- What is expected -
Strip the pictures and reproduce the rest of the listing exactly.

========

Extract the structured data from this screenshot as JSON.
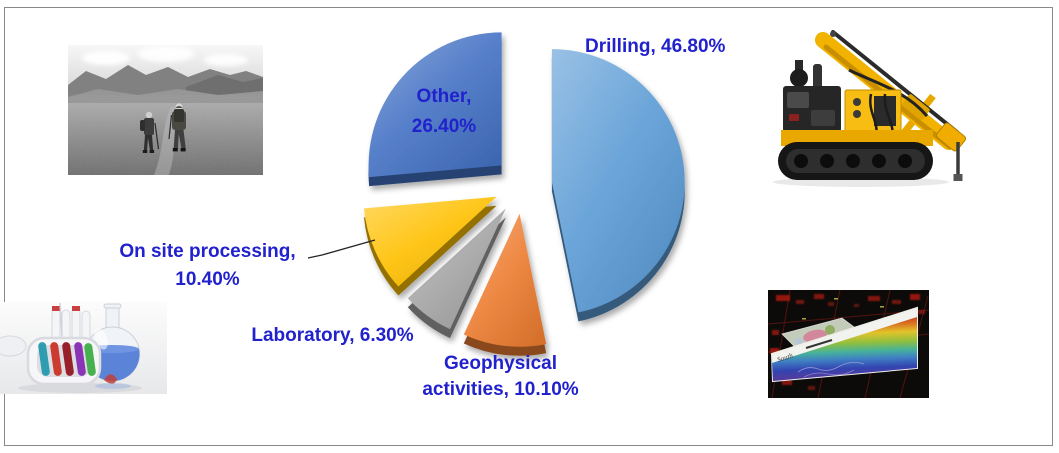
{
  "slide": {
    "background_color": "#ffffff",
    "border_color": "#898989"
  },
  "chart_data": {
    "type": "pie",
    "title": "",
    "unit": "%",
    "direction": "clockwise-from-top",
    "exploded": true,
    "legend": "none",
    "label_color": "#2121CD",
    "slices": [
      {
        "label": "Drilling",
        "value": 46.8,
        "color": "#5B9BD5"
      },
      {
        "label": "Geophysical activities",
        "value": 10.1,
        "color": "#ED7D31"
      },
      {
        "label": "Laboratory",
        "value": 6.3,
        "color": "#A5A5A5"
      },
      {
        "label": "On site processing",
        "value": 10.4,
        "color": "#FFC000"
      },
      {
        "label": "Other",
        "value": 26.4,
        "color": "#4472C4"
      }
    ]
  },
  "labels": {
    "drilling": "Drilling, 46.80%",
    "other": [
      "Other,",
      "26.40%"
    ],
    "on_site": [
      "On site processing,",
      "10.40%"
    ],
    "laboratory": "Laboratory, 6.30%",
    "geophysical": [
      "Geophysical",
      "activities, 10.10%"
    ]
  },
  "images": {
    "field_photo": {
      "alt": "two geologists hiking in a mountain valley, black and white photo"
    },
    "drill_rig": {
      "alt": "yellow crawler-mounted drilling rig"
    },
    "laboratory": {
      "alt": "test tube rack and flask with blue liquid"
    },
    "geophysical": {
      "alt": "3D geophysical cross-section on black background",
      "south_label": "South"
    }
  }
}
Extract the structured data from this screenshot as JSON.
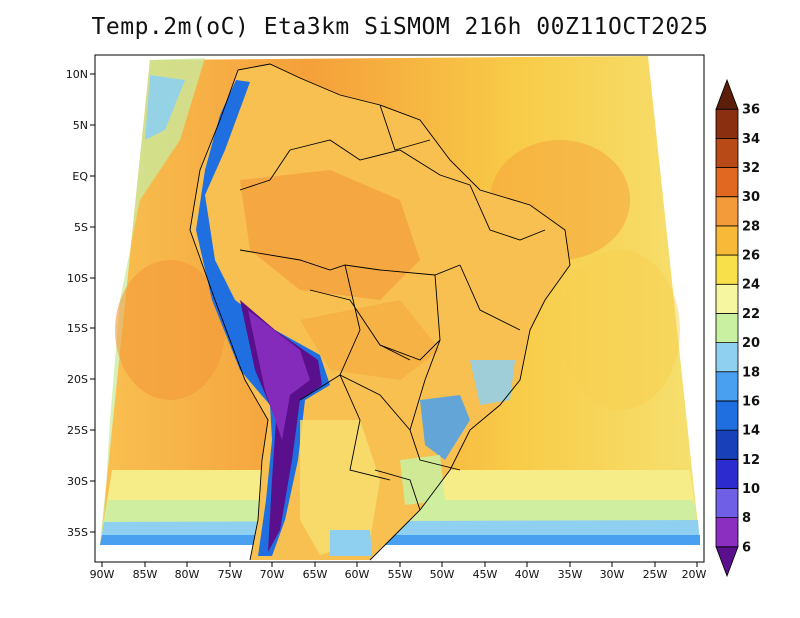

========

- Solution for this exercise -
Extract the structured data from this screenshot as JSON.
{
  "slide": {
    "background_color": "#ffffff",
    "border_color": "#898989"
  },
  "chart_data": {
    "type": "pie",
    "title": "",
    "unit": "%",
    "direction": "clockwise-from-top",
    "exploded": true,
    "legend": "none",
    "label_color": "#2121CD",
    "slices": [
      {
        "label": "Drilling",
        "value": 46.8,
        "color": "#5B9BD5"
      },
      {
        "label": "Geophysical activities",
        "value": 10.1,
        "color": "#ED7D31"
      },
      {
        "label": "Laboratory",
        "value": 6.3,
        "color": "#A5A5A5"
      },
      {
        "label": "On site processing",
        "value": 10.4,
        "color": "#FFC000"
      },
      {
        "label": "Other",
        "value": 26.4,
        "color": "#4472C4"
      }
    ]
  },
  "labels": {
    "drilling": "Drilling, 46.80%",
    "other": [
      "Other,",
      "26.40%"
    ],
    "on_site": [
      "On site processing,",
      "10.40%"
    ],
    "laboratory": "Laboratory, 6.30%",
    "geophysical": [
      "Geophysical",
      "activities, 10.10%"
    ]
  },
  "images": {
    "field_photo": {
      "alt": "two geologists hiking in a mountain valley, black and white photo"
    },
    "drill_rig": {
      "alt": "yellow crawler-mounted drilling rig"
    },
    "laboratory": {
      "alt": "test tube rack and flask with blue liquid"
    },
    "geophysical": {
      "alt": "3D geophysical cross-section on black background",
      "south_label": "South"
    }
  }
}
Extract the structured data from this screenshot as JSON.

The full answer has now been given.